**Given instruction:** Your answer should be one number: how many lines of the data include the string "Pulled"?

---------- Data shown

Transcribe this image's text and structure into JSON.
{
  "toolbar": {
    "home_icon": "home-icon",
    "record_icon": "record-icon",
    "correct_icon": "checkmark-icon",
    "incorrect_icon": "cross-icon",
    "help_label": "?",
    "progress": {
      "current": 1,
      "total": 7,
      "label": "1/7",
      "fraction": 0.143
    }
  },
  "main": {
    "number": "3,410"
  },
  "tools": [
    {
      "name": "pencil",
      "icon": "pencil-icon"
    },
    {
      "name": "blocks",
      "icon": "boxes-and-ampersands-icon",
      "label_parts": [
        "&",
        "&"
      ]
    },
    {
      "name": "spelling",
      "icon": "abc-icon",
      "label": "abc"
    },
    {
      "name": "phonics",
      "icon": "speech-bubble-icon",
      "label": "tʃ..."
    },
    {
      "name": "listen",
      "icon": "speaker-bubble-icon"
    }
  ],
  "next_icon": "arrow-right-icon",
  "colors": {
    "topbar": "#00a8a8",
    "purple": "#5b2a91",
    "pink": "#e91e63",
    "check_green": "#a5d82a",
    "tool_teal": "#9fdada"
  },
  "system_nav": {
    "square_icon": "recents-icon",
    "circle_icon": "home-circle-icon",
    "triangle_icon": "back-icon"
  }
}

--------------------
---------- Data shown

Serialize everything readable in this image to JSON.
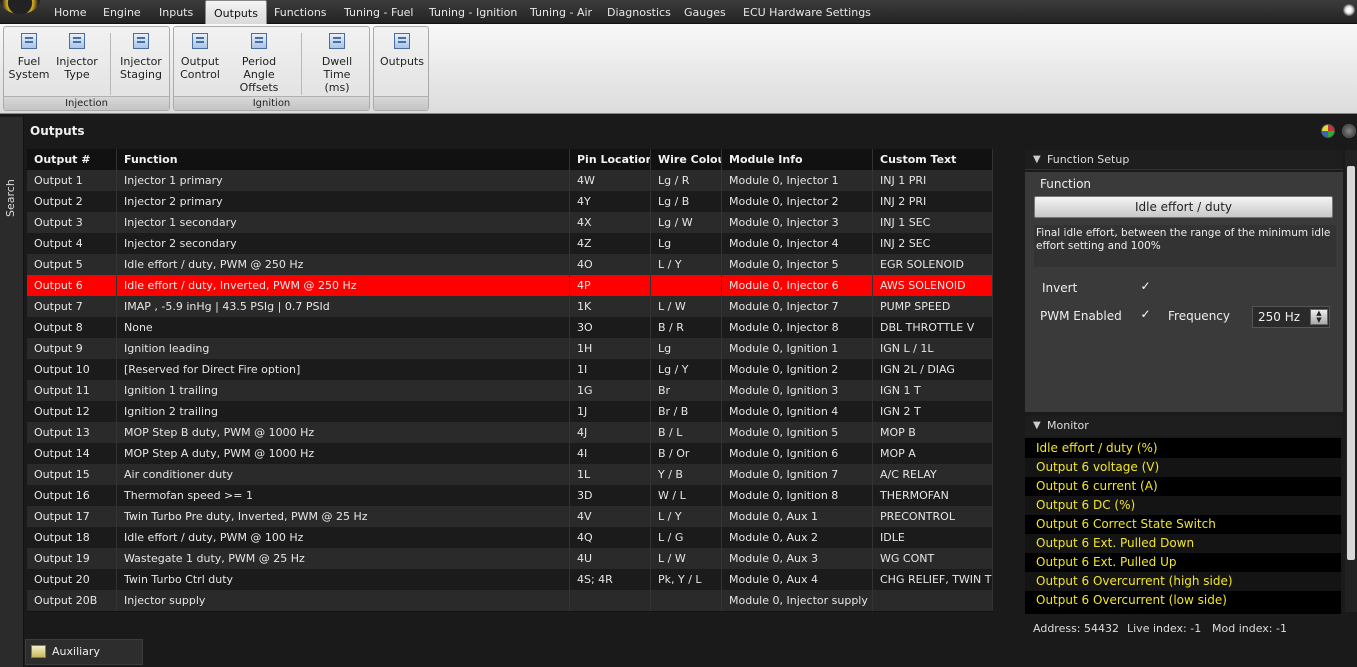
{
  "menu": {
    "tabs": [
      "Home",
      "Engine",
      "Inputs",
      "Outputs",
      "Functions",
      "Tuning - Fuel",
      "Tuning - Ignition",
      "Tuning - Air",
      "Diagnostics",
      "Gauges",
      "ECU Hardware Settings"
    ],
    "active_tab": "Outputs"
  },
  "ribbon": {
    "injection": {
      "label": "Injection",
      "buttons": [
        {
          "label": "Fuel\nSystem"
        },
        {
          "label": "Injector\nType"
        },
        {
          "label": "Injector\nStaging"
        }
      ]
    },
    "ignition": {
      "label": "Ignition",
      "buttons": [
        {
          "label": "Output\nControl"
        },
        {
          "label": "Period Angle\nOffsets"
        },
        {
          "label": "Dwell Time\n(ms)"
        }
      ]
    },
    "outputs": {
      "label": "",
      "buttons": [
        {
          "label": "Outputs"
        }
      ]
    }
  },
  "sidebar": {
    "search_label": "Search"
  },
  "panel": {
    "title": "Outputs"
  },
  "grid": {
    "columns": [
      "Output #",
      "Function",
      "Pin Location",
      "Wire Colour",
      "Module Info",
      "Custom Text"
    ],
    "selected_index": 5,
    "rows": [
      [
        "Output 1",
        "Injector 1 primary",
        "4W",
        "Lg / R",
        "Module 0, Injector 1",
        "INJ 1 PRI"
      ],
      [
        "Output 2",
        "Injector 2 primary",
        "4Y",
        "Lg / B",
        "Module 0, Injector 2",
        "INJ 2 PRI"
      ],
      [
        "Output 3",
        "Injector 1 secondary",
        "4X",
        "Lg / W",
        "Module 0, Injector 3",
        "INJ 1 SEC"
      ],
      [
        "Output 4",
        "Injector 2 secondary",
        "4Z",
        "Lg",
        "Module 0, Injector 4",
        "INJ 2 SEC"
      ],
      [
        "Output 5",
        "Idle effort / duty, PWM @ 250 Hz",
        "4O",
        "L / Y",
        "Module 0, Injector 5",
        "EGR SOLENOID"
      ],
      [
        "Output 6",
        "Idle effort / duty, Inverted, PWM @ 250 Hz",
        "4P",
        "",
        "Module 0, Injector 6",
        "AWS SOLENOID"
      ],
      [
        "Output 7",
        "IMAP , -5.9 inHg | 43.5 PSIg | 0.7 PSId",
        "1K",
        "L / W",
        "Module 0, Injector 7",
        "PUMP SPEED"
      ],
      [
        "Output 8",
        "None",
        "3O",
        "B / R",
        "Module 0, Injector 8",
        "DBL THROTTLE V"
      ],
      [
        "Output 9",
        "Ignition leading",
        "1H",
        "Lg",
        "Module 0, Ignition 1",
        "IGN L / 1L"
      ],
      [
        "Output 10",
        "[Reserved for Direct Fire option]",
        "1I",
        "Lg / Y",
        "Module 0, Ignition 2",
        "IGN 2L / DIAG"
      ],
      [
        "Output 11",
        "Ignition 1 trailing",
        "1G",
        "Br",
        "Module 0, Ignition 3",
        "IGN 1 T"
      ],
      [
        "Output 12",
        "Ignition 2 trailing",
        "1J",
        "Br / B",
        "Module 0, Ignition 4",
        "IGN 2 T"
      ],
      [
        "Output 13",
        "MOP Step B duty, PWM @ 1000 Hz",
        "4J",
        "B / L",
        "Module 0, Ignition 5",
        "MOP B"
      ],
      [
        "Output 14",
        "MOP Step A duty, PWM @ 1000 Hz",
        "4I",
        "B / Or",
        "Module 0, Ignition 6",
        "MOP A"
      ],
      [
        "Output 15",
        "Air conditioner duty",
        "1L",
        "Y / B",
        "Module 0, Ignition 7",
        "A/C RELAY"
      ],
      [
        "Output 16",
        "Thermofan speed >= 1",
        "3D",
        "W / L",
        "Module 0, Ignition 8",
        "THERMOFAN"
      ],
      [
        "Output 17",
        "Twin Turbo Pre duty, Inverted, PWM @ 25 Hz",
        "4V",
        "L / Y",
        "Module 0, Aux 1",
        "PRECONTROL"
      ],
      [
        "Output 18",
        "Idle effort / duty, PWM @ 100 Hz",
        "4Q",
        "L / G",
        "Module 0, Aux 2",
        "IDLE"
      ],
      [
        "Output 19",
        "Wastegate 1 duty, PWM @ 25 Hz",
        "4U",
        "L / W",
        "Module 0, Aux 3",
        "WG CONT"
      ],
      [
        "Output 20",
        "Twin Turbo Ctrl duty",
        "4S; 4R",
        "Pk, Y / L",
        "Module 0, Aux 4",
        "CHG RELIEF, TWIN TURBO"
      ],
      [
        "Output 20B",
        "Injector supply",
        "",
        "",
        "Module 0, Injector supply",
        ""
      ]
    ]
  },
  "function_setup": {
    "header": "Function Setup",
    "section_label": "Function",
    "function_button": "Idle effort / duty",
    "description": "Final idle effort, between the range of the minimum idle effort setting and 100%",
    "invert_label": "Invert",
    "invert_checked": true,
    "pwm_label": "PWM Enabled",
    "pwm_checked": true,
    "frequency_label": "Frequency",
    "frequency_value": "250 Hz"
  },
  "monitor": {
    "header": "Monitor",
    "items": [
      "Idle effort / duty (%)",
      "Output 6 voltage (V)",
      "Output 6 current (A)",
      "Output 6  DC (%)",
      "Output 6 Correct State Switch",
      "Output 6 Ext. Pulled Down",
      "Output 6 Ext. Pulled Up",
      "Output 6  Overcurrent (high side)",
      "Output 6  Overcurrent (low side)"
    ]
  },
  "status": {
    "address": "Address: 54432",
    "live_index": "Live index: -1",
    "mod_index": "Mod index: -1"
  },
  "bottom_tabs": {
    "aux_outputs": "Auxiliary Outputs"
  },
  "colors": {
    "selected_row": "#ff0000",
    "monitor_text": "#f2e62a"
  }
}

--------------------
---------- Data shown

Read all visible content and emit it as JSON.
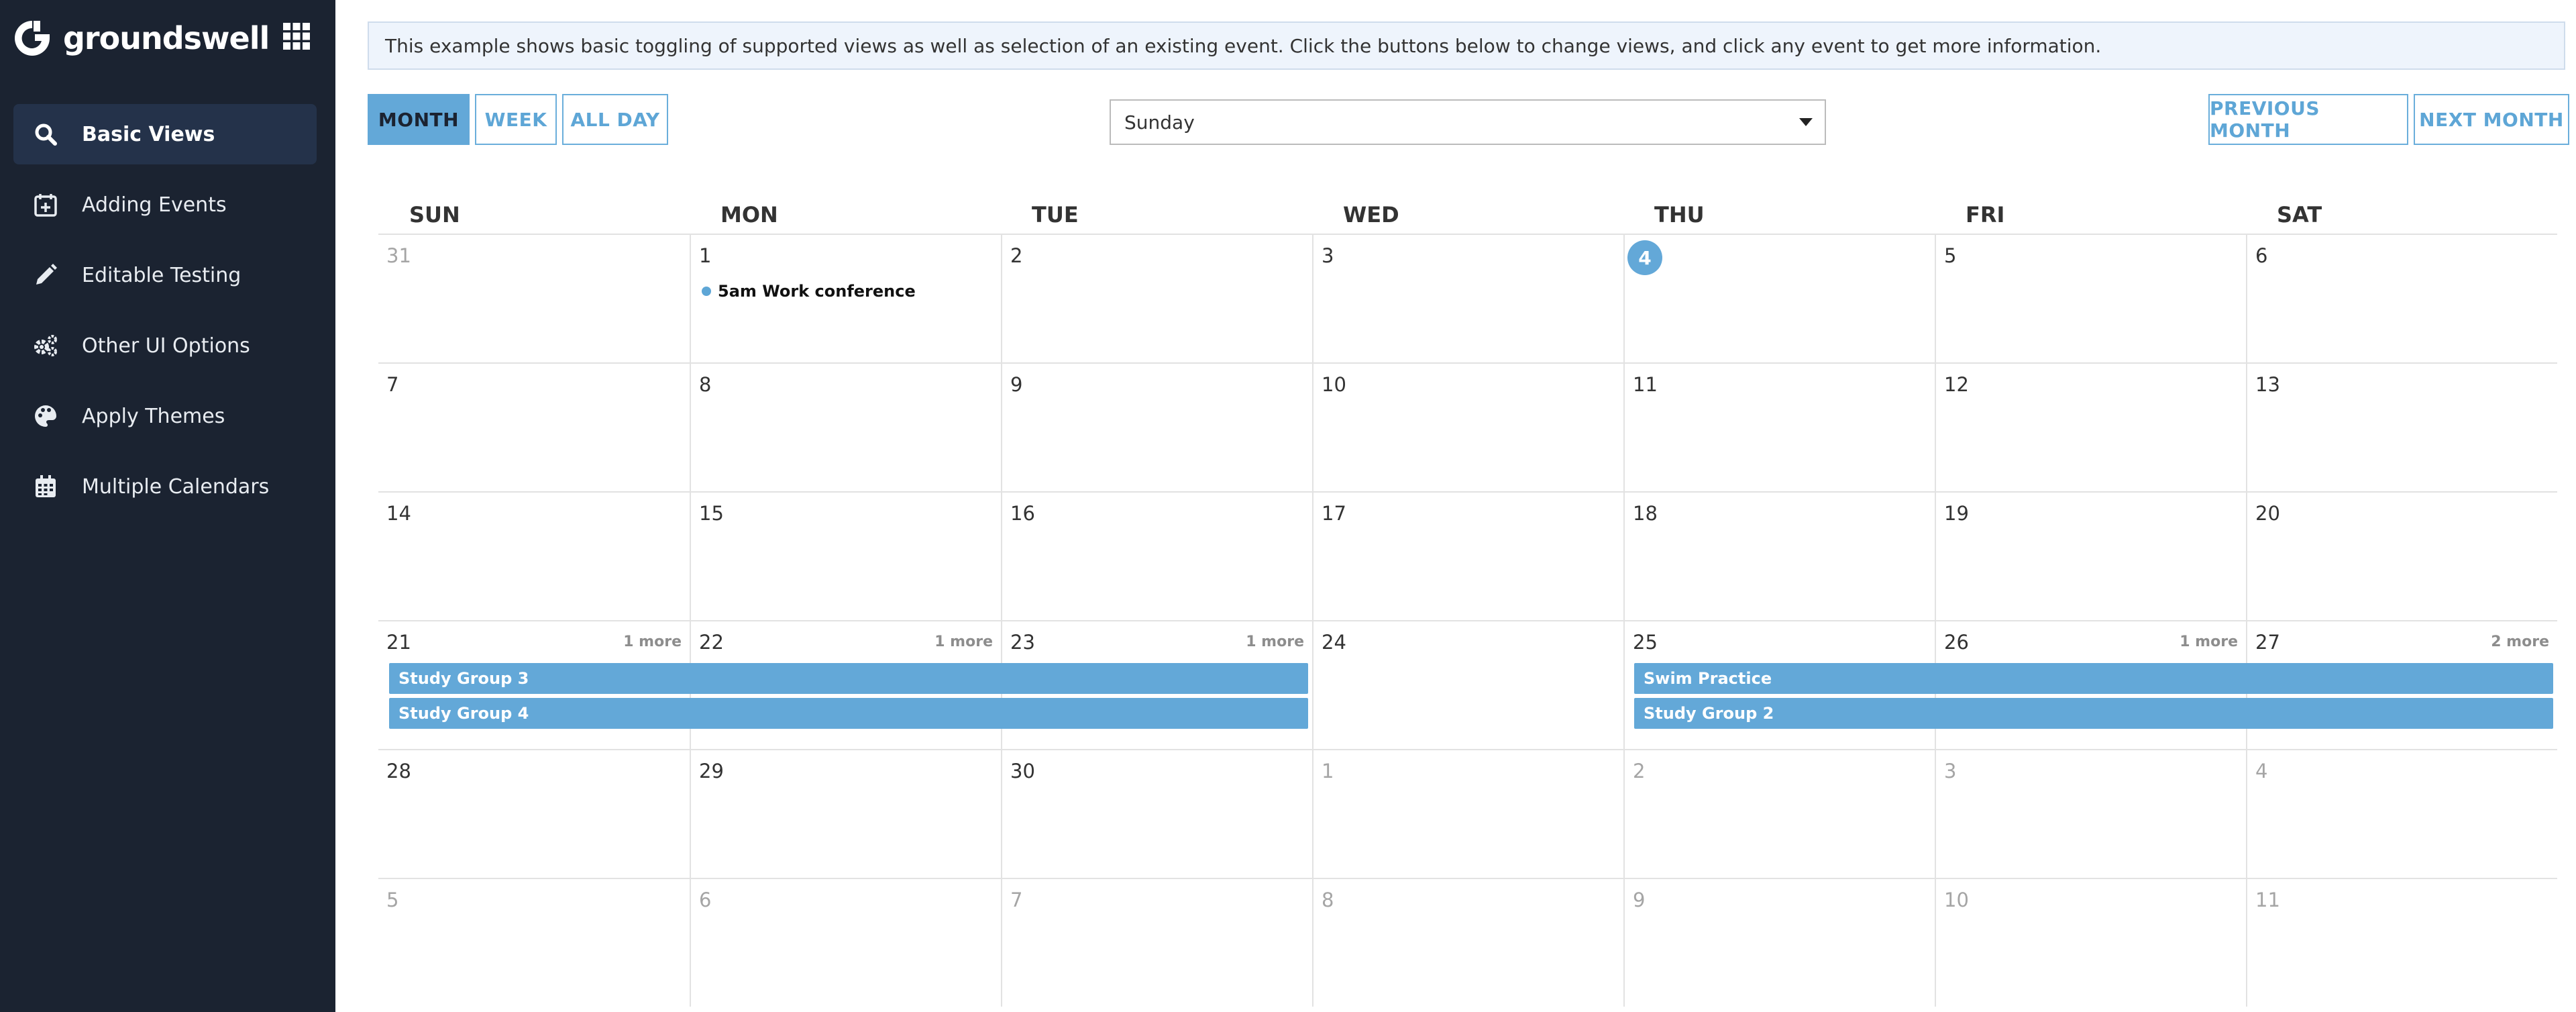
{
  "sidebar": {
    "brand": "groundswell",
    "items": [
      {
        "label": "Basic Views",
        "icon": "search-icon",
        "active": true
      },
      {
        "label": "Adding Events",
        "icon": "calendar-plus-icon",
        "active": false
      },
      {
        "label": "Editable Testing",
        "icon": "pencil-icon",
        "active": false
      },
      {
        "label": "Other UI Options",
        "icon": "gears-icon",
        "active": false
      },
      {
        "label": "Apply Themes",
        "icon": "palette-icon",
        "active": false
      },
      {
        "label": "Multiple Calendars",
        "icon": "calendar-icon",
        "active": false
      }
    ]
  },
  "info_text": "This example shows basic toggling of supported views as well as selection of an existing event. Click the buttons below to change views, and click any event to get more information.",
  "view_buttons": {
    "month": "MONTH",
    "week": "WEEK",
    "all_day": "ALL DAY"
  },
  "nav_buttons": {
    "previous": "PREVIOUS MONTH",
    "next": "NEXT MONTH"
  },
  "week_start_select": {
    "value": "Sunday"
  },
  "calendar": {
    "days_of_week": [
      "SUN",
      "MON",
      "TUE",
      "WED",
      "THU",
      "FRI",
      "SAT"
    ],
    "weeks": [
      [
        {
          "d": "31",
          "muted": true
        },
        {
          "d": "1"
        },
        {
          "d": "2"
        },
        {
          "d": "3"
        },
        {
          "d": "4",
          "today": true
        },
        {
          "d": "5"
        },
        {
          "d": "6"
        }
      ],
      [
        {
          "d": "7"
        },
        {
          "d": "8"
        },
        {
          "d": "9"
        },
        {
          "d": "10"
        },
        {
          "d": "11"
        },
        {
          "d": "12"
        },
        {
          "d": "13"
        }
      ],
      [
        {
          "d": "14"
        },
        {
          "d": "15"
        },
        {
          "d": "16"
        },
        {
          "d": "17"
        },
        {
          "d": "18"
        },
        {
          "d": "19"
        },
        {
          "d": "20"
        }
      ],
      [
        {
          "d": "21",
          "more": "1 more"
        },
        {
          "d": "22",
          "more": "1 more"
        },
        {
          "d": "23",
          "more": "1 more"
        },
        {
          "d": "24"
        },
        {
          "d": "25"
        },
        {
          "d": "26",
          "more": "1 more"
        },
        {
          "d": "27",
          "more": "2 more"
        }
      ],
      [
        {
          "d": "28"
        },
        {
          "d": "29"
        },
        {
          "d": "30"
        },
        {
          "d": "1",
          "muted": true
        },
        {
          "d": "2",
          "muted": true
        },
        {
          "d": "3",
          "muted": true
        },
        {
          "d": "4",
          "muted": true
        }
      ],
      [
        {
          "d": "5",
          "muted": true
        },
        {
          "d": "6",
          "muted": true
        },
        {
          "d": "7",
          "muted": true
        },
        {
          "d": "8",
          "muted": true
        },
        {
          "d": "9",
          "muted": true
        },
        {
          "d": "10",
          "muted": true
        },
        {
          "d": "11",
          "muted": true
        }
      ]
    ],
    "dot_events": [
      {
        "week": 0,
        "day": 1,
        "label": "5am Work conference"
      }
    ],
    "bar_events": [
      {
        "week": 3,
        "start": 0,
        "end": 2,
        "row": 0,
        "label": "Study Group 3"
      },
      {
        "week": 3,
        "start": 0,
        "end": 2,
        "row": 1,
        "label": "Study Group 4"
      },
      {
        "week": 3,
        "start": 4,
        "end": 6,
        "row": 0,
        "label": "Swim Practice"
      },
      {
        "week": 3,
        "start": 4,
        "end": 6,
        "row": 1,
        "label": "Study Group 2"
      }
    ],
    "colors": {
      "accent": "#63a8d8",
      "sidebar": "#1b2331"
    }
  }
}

--------------------

**Full answer:** 2